> [OBJETIVOS]:
**1.** Responda com base no texto sobre a saída de JK do Catete:
(a) Com quem Juscelino desceu a escadaria?
(b) Segundo JK, qual seria a residência oficial do presidente dali em diante?
(c) Para onde o veículo rumou no fim?
**2.** Escreva a continuação do texto sobre a despedida de JK do Catete, começando logo depois da última frase mostrada.

##### TRECHO DO DOCUMENTO #####

Um silêncio tomou o salão palaciano ao fim da reunião. Em clima de despedida, todos os funcionários se retiraram. Juscelino desceu a escadaria junto com a família. No saguão do edifício, a louvação ao político já se apoderara da calçada, e quando o presidente foi ao encontro da população, viu-se cercado.

“Assim, aquela partida, que eu esperava fosse simples e cordial convertera-se em manifestação popular”, descreve. Homem de gestos simbólicos, JK quis voltar à entrada do palácio para um último ato presidencial naquela construção.

No portal, puxou as duas metades do pesado portão de ferro e as juntou, lacrando solenemente o Catete. O fim de uma era finalmente se anunciava. “Naquele momento, o Catete deixaria de ser a sede do governo. Estava fechado simbolicamente. Dali em diante, a residência oficial do presidente da República seria o Palácio da Alvorada, em Brasília”, cravou JK. Dentro do carro, o comandante supremo da nação acompanhava a marcha dos apoiadores, em romaria de despedida. O veículo, então, rumou à base aérea do Galeão.

A Esquadrilha da Fumaça cruza o céu azul de Brasília saudando o nascimento da nova cidade.

##### DADOS FORNECIDOS #####

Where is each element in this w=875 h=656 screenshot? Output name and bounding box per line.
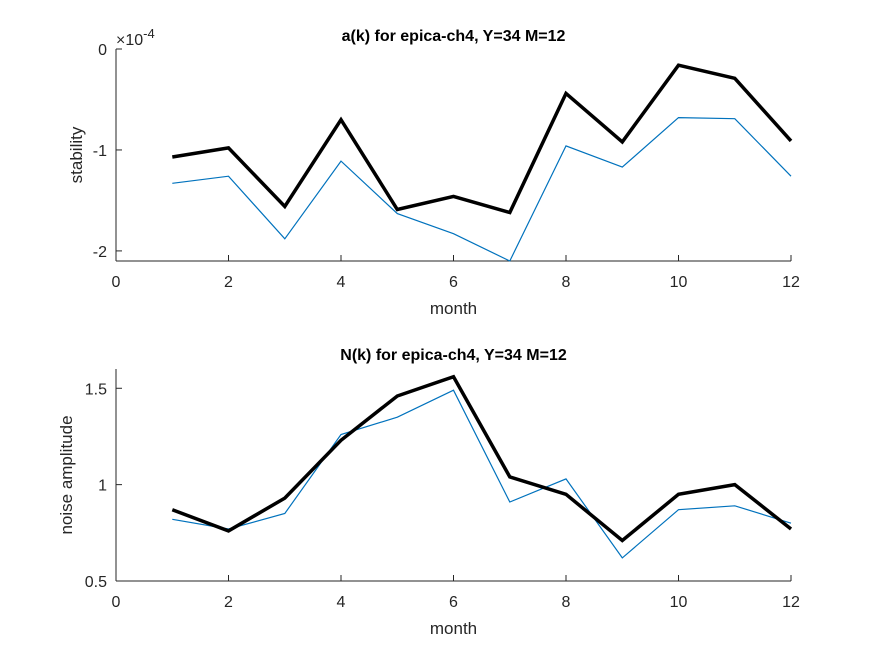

#####

> [RESPOSTAS POR TAREFA]:
**1.**
(a) Com a família.
(b) O Palácio da Alvorada, em Brasília.
(c) À base aérea do Galeão.

**2.**
O aconchego do Catetinho

O avião presidencial desembarcou no Aeroporto Internacional de Brasília às 12h30. Juscelino, Sarah, Maria Maristela e Júlia foram recebidos “por milhares de pessoas”, conforme conta César Prates em Do Catetinho ao Alvorada, espécie de diário da construção.

De lá, seguiram em direção à recém-criada cidade-satélite do Gama, mas desviaram um pouco antes. O destino era o “Palácio de Tábuas”, que tantas vezes abrigara o idealizador de toda aquela empreitada. “Fora dali que comandara a grande batalha”, comenta Juscelino em Por Que Construí Brasília.

O Catete fora lacrado à Presidência, mas seu xará no diminutivo no Planalto Central seria, novamente, abrigo para o homem mais poderoso da República. O Catetinho – construído em dez dias de 1956, quando nem as linhas da cidade existiam – trouxe a Juscelino as lembranças do início da epopeia candanga. Conta ele que o sentimento de incredulidade ainda o possuía. “Em torno, estendia-se a cidade que, num esforço quase sobre-humano, conseguira construir em três anos e meio”, relata. Era apenas o início de um dia emotivo.

Às 16h, o Alfa Romeo fabricado no Brasil – personalizado com as iniciais do presidente no capô – deixou a região do Gama e cortou o cerrado em direção ao Plano Piloto. Ao se aproximar da Asa Sul, o veículo foi “escoltado” pela Esquadrilha da Fumaça da Força Aérea Brasileira (FAB), cujas aeronaves realizavam acrobacias festivas no incomparável céu brasiliense. Saudavam o chefe do Executivo nacional, autor daquela manifestação da vontade do povo brasileiro, e saudavam Brasília, o símbolo inaugural de uma época em que o Brasil, nas palavras do crítico literário Roberto Schwarz, “estava irreconhecivelmente inteligente”.

Os jornais pareciam incrédulos: JK conseguira o que parecia impossível.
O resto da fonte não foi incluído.